### Given request
Your task is to reproduce the entries below word for word.

Records from a data collection
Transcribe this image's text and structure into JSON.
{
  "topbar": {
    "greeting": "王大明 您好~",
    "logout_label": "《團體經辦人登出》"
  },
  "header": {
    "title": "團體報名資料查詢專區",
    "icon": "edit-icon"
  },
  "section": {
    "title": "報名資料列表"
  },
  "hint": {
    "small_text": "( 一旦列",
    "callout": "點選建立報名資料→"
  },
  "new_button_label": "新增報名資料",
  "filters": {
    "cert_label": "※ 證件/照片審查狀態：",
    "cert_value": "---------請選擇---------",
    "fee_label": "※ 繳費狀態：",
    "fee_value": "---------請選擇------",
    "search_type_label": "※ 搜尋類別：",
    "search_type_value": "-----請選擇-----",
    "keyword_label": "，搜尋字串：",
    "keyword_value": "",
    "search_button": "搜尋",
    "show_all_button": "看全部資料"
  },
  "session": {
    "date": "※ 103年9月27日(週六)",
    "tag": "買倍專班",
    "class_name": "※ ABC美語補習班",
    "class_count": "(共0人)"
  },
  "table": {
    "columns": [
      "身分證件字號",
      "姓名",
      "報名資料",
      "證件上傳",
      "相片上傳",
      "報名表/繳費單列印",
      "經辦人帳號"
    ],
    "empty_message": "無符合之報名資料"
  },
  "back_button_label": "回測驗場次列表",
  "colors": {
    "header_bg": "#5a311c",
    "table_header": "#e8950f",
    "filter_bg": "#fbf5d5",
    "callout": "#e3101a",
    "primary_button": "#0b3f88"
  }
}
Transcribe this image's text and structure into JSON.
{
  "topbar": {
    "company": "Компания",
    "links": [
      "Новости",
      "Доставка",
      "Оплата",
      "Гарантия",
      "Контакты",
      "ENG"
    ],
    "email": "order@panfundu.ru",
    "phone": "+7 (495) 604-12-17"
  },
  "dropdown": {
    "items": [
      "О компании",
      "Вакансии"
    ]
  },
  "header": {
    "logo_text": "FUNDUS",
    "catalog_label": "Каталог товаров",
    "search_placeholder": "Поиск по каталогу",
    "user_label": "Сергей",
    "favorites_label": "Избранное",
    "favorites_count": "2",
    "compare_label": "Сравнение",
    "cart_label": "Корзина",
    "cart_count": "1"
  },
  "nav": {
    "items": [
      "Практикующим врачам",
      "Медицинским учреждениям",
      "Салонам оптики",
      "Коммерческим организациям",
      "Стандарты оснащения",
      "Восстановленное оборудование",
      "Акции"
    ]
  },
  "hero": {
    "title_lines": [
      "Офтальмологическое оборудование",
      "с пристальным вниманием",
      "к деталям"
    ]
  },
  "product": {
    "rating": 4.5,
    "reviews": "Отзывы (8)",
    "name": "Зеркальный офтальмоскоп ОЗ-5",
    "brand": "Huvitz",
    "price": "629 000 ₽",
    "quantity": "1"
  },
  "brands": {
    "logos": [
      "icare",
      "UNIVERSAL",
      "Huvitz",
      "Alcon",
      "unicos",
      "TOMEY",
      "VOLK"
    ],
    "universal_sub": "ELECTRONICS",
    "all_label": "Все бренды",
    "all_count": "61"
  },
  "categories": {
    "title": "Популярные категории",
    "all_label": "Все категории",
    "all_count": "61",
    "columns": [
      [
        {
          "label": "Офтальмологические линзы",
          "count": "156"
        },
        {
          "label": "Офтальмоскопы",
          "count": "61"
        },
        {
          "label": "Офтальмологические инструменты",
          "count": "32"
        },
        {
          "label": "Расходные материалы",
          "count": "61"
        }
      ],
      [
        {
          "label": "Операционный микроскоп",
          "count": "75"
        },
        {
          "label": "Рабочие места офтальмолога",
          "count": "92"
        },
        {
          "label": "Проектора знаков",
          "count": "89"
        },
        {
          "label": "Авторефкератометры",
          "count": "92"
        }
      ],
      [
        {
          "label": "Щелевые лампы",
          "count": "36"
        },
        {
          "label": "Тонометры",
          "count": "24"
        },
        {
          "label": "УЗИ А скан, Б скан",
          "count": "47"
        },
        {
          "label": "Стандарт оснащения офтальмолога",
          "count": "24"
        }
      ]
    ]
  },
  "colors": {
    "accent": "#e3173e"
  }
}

### Task answer
Transcribe this image's text and structure into JSON.
{
  "topbar": {
    "greeting": "王大明 您好~",
    "logout_label": "《團體經辦人登出》"
  },
  "header": {
    "title": "團體報名資料查詢專區",
    "icon": "edit-icon"
  },
  "section": {
    "title": "報名資料列表"
  },
  "hint": {
    "small_text": "( 一旦列",
    "callout": "點選建立報名資料→"
  },
  "new_button_label": "新增報名資料",
  "filters": {
    "cert_label": "※ 證件/照片審查狀態：",
    "cert_value": "---------請選擇---------",
    "fee_label": "※ 繳費狀態：",
    "fee_value": "---------請選擇------",
    "search_type_label": "※ 搜尋類別：",
    "search_type_value": "-----請選擇-----",
    "keyword_label": "，搜尋字串：",
    "keyword_value": "",
    "search_button": "搜尋",
    "show_all_button": "看全部資料"
  },
  "session": {
    "date": "※ 103年9月27日(週六)",
    "tag": "買倍專班",
    "class_name": "※ ABC美語補習班",
    "class_count": "(共0人)"
  },
  "table": {
    "columns": [
      "身分證件字號",
      "姓名",
      "報名資料",
      "證件上傳",
      "相片上傳",
      "報名表/繳費單列印",
      "經辦人帳號"
    ],
    "empty_message": "無符合之報名資料"
  },
  "back_button_label": "回測驗場次列表",
  "colors": {
    "header_bg": "#5a311c",
    "table_header": "#e8950f",
    "filter_bg": "#fbf5d5",
    "callout": "#e3101a",
    "primary_button": "#0b3f88"
  }
}
Transcribe this image's text and structure into JSON.
{
  "topbar": {
    "company": "Компания",
    "links": [
      "Новости",
      "Доставка",
      "Оплата",
      "Гарантия",
      "Контакты",
      "ENG"
    ],
    "email": "order@panfundu.ru",
    "phone": "+7 (495) 604-12-17"
  },
  "dropdown": {
    "items": [
      "О компании",
      "Вакансии"
    ]
  },
  "header": {
    "logo_text": "FUNDUS",
    "catalog_label": "Каталог товаров",
    "search_placeholder": "Поиск по каталогу",
    "user_label": "Сергей",
    "favorites_label": "Избранное",
    "favorites_count": "2",
    "compare_label": "Сравнение",
    "cart_label": "Корзина",
    "cart_count": "1"
  },
  "nav": {
    "items": [
      "Практикующим врачам",
      "Медицинским учреждениям",
      "Салонам оптики",
      "Коммерческим организациям",
      "Стандарты оснащения",
      "Восстановленное оборудование",
      "Акции"
    ]
  },
  "hero": {
    "title_lines": [
      "Офтальмологическое оборудование",
      "с пристальным вниманием",
      "к деталям"
    ]
  },
  "product": {
    "rating": 4.5,
    "reviews": "Отзывы (8)",
    "name": "Зеркальный офтальмоскоп ОЗ-5",
    "brand": "Huvitz",
    "price": "629 000 ₽",
    "quantity": "1"
  },
  "brands": {
    "logos": [
      "icare",
      "UNIVERSAL",
      "Huvitz",
      "Alcon",
      "unicos",
      "TOMEY",
      "VOLK"
    ],
    "universal_sub": "ELECTRONICS",
    "all_label": "Все бренды",
    "all_count": "61"
  },
  "categories": {
    "title": "Популярные категории",
    "all_label": "Все категории",
    "all_count": "61",
    "columns": [
      [
        {
          "label": "Офтальмологические линзы",
          "count": "156"
        },
        {
          "label": "Офтальмоскопы",
          "count": "61"
        },
        {
          "label": "Офтальмологические инструменты",
          "count": "32"
        },
        {
          "label": "Расходные материалы",
          "count": "61"
        }
      ],
      [
        {
          "label": "Операционный микроскоп",
          "count": "75"
        },
        {
          "label": "Рабочие места офтальмолога",
          "count": "92"
        },
        {
          "label": "Проектора знаков",
          "count": "89"
        },
        {
          "label": "Авторефкератометры",
          "count": "92"
        }
      ],
      [
        {
          "label": "Щелевые лампы",
          "count": "36"
        },
        {
          "label": "Тонометры",
          "count": "24"
        },
        {
          "label": "УЗИ А скан, Б скан",
          "count": "47"
        },
        {
          "label": "Стандарт оснащения офтальмолога",
          "count": "24"
        }
      ]
    ]
  },
  "colors": {
    "accent": "#e3173e"
  }
}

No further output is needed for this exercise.